_OBJECTIVE_
Output every record below exactly as it appears.

_Entries with figure data_
++++++++

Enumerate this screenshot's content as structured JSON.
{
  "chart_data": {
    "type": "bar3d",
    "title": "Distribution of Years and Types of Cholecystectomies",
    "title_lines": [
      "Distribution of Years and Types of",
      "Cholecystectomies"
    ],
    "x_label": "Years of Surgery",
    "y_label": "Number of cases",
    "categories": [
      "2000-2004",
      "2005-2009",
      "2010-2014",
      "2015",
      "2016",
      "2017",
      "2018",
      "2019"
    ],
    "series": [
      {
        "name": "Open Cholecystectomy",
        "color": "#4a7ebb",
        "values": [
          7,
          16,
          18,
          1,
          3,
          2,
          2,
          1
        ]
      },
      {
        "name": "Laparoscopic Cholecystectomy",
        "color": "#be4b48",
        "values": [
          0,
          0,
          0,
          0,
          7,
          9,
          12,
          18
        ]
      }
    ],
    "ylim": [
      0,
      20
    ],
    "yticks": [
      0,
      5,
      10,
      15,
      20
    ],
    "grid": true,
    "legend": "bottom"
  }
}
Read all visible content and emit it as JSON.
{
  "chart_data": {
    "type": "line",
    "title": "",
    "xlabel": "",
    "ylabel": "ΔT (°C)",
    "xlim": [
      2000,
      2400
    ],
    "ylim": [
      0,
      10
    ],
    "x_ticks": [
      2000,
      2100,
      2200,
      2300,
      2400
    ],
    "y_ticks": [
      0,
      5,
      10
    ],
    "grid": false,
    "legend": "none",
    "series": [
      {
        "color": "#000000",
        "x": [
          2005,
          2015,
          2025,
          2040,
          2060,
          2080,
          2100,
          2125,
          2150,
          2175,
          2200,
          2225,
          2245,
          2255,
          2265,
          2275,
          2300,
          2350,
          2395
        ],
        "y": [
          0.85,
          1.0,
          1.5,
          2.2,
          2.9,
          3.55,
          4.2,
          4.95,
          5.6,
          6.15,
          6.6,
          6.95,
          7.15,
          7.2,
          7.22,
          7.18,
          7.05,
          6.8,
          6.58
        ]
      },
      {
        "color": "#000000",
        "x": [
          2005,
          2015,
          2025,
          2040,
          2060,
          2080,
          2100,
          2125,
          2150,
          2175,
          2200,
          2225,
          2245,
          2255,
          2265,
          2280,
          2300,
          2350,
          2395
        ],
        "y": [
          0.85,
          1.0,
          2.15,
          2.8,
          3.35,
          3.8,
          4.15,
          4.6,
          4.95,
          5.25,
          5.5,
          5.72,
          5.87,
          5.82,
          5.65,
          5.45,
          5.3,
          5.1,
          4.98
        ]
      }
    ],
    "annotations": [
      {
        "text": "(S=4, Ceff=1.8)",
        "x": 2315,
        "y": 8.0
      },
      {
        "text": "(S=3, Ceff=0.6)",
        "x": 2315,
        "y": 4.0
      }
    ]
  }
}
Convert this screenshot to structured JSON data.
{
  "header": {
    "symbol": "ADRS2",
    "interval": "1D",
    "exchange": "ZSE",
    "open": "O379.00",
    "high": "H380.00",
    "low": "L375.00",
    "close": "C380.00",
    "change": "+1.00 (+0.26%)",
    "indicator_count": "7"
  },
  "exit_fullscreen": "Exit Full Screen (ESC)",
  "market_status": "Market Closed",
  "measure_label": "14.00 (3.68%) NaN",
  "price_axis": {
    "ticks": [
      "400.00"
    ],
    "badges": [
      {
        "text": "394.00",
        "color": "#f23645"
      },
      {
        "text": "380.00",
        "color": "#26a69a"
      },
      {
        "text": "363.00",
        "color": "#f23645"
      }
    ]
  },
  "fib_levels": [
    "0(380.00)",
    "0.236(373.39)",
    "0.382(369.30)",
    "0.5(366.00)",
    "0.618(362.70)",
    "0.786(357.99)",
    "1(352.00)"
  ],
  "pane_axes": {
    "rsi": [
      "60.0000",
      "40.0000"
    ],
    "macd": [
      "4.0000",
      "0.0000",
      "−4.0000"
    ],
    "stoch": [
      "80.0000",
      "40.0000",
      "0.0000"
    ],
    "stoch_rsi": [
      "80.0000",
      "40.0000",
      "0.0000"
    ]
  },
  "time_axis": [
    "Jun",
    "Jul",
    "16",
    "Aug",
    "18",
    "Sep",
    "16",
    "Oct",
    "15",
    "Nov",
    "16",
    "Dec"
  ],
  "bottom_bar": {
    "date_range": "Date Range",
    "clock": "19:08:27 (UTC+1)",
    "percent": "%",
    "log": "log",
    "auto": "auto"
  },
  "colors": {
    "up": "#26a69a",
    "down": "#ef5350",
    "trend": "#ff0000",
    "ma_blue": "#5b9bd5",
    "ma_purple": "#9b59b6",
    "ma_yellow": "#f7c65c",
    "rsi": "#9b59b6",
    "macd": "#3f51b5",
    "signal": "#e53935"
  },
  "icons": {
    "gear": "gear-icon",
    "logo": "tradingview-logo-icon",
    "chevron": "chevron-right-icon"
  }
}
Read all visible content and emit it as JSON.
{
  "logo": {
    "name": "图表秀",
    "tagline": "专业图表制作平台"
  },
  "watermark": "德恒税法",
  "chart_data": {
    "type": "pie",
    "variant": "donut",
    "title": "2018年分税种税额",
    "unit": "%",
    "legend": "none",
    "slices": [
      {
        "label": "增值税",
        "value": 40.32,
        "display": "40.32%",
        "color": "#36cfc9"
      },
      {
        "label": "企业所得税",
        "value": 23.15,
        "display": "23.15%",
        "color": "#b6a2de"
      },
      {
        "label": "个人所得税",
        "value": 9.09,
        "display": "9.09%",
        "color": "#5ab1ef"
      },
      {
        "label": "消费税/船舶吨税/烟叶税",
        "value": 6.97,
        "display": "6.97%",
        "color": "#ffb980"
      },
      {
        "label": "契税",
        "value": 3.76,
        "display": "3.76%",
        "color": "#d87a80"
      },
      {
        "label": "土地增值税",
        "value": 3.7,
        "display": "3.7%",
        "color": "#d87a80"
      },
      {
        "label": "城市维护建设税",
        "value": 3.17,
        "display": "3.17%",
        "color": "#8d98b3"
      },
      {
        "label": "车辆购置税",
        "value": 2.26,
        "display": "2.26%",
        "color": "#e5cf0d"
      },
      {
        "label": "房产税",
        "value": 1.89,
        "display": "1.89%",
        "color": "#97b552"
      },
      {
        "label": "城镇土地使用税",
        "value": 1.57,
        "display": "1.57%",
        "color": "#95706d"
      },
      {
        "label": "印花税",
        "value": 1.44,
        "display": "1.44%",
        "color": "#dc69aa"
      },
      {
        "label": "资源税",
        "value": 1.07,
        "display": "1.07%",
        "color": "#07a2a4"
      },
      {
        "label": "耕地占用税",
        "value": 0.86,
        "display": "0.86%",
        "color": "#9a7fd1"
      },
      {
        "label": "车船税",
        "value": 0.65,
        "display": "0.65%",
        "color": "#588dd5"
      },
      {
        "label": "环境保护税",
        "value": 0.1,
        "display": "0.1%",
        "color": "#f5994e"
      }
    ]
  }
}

++++++++

_FINAL ANSWER_
Enumerate this screenshot's content as structured JSON.
{
  "chart_data": {
    "type": "bar3d",
    "title": "Distribution of Years and Types of Cholecystectomies",
    "title_lines": [
      "Distribution of Years and Types of",
      "Cholecystectomies"
    ],
    "x_label": "Years of Surgery",
    "y_label": "Number of cases",
    "categories": [
      "2000-2004",
      "2005-2009",
      "2010-2014",
      "2015",
      "2016",
      "2017",
      "2018",
      "2019"
    ],
    "series": [
      {
        "name": "Open Cholecystectomy",
        "color": "#4a7ebb",
        "values": [
          7,
          16,
          18,
          1,
          3,
          2,
          2,
          1
        ]
      },
      {
        "name": "Laparoscopic Cholecystectomy",
        "color": "#be4b48",
        "values": [
          0,
          0,
          0,
          0,
          7,
          9,
          12,
          18
        ]
      }
    ],
    "ylim": [
      0,
      20
    ],
    "yticks": [
      0,
      5,
      10,
      15,
      20
    ],
    "grid": true,
    "legend": "bottom"
  }
}
Read all visible content and emit it as JSON.
{
  "chart_data": {
    "type": "line",
    "title": "",
    "xlabel": "",
    "ylabel": "ΔT (°C)",
    "xlim": [
      2000,
      2400
    ],
    "ylim": [
      0,
      10
    ],
    "x_ticks": [
      2000,
      2100,
      2200,
      2300,
      2400
    ],
    "y_ticks": [
      0,
      5,
      10
    ],
    "grid": false,
    "legend": "none",
    "series": [
      {
        "color": "#000000",
        "x": [
          2005,
          2015,
          2025,
          2040,
          2060,
          2080,
          2100,
          2125,
          2150,
          2175,
          2200,
          2225,
          2245,
          2255,
          2265,
          2275,
          2300,
          2350,
          2395
        ],
        "y": [
          0.85,
          1.0,
          1.5,
          2.2,
          2.9,
          3.55,
          4.2,
          4.95,
          5.6,
          6.15,
          6.6,
          6.95,
          7.15,
          7.2,
          7.22,
          7.18,
          7.05,
          6.8,
          6.58
        ]
      },
      {
        "color": "#000000",
        "x": [
          2005,
          2015,
          2025,
          2040,
          2060,
          2080,
          2100,
          2125,
          2150,
          2175,
          2200,
          2225,
          2245,
          2255,
          2265,
          2280,
          2300,
          2350,
          2395
        ],
        "y": [
          0.85,
          1.0,
          2.15,
          2.8,
          3.35,
          3.8,
          4.15,
          4.6,
          4.95,
          5.25,
          5.5,
          5.72,
          5.87,
          5.82,
          5.65,
          5.45,
          5.3,
          5.1,
          4.98
        ]
      }
    ],
    "annotations": [
      {
        "text": "(S=4, Ceff=1.8)",
        "x": 2315,
        "y": 8.0
      },
      {
        "text": "(S=3, Ceff=0.6)",
        "x": 2315,
        "y": 4.0
      }
    ]
  }
}
Convert this screenshot to structured JSON data.
{
  "header": {
    "symbol": "ADRS2",
    "interval": "1D",
    "exchange": "ZSE",
    "open": "O379.00",
    "high": "H380.00",
    "low": "L375.00",
    "close": "C380.00",
    "change": "+1.00 (+0.26%)",
    "indicator_count": "7"
  },
  "exit_fullscreen": "Exit Full Screen (ESC)",
  "market_status": "Market Closed",
  "measure_label": "14.00 (3.68%) NaN",
  "price_axis": {
    "ticks": [
      "400.00"
    ],
    "badges": [
      {
        "text": "394.00",
        "color": "#f23645"
      },
      {
        "text": "380.00",
        "color": "#26a69a"
      },
      {
        "text": "363.00",
        "color": "#f23645"
      }
    ]
  },
  "fib_levels": [
    "0(380.00)",
    "0.236(373.39)",
    "0.382(369.30)",
    "0.5(366.00)",
    "0.618(362.70)",
    "0.786(357.99)",
    "1(352.00)"
  ],
  "pane_axes": {
    "rsi": [
      "60.0000",
      "40.0000"
    ],
    "macd": [
      "4.0000",
      "0.0000",
      "−4.0000"
    ],
    "stoch": [
      "80.0000",
      "40.0000",
      "0.0000"
    ],
    "stoch_rsi": [
      "80.0000",
      "40.0000",
      "0.0000"
    ]
  },
  "time_axis": [
    "Jun",
    "Jul",
    "16",
    "Aug",
    "18",
    "Sep",
    "16",
    "Oct",
    "15",
    "Nov",
    "16",
    "Dec"
  ],
  "bottom_bar": {
    "date_range": "Date Range",
    "clock": "19:08:27 (UTC+1)",
    "percent": "%",
    "log": "log",
    "auto": "auto"
  },
  "colors": {
    "up": "#26a69a",
    "down": "#ef5350",
    "trend": "#ff0000",
    "ma_blue": "#5b9bd5",
    "ma_purple": "#9b59b6",
    "ma_yellow": "#f7c65c",
    "rsi": "#9b59b6",
    "macd": "#3f51b5",
    "signal": "#e53935"
  },
  "icons": {
    "gear": "gear-icon",
    "logo": "tradingview-logo-icon",
    "chevron": "chevron-right-icon"
  }
}
Read all visible content and emit it as JSON.
{
  "logo": {
    "name": "图表秀",
    "tagline": "专业图表制作平台"
  },
  "watermark": "德恒税法",
  "chart_data": {
    "type": "pie",
    "variant": "donut",
    "title": "2018年分税种税额",
    "unit": "%",
    "legend": "none",
    "slices": [
      {
        "label": "增值税",
        "value": 40.32,
        "display": "40.32%",
        "color": "#36cfc9"
      },
      {
        "label": "企业所得税",
        "value": 23.15,
        "display": "23.15%",
        "color": "#b6a2de"
      },
      {
        "label": "个人所得税",
        "value": 9.09,
        "display": "9.09%",
        "color": "#5ab1ef"
      },
      {
        "label": "消费税/船舶吨税/烟叶税",
        "value": 6.97,
        "display": "6.97%",
        "color": "#ffb980"
      },
      {
        "label": "契税",
        "value": 3.76,
        "display": "3.76%",
        "color": "#d87a80"
      },
      {
        "label": "土地增值税",
        "value": 3.7,
        "display": "3.7%",
        "color": "#d87a80"
      },
      {
        "label": "城市维护建设税",
        "value": 3.17,
        "display": "3.17%",
        "color": "#8d98b3"
      },
      {
        "label": "车辆购置税",
        "value": 2.26,
        "display": "2.26%",
        "color": "#e5cf0d"
      },
      {
        "label": "房产税",
        "value": 1.89,
        "display": "1.89%",
        "color": "#97b552"
      },
      {
        "label": "城镇土地使用税",
        "value": 1.57,
        "display": "1.57%",
        "color": "#95706d"
      },
      {
        "label": "印花税",
        "value": 1.44,
        "display": "1.44%",
        "color": "#dc69aa"
      },
      {
        "label": "资源税",
        "value": 1.07,
        "display": "1.07%",
        "color": "#07a2a4"
      },
      {
        "label": "耕地占用税",
        "value": 0.86,
        "display": "0.86%",
        "color": "#9a7fd1"
      },
      {
        "label": "车船税",
        "value": 0.65,
        "display": "0.65%",
        "color": "#588dd5"
      },
      {
        "label": "环境保护税",
        "value": 0.1,
        "display": "0.1%",
        "color": "#f5994e"
      }
    ]
  }
}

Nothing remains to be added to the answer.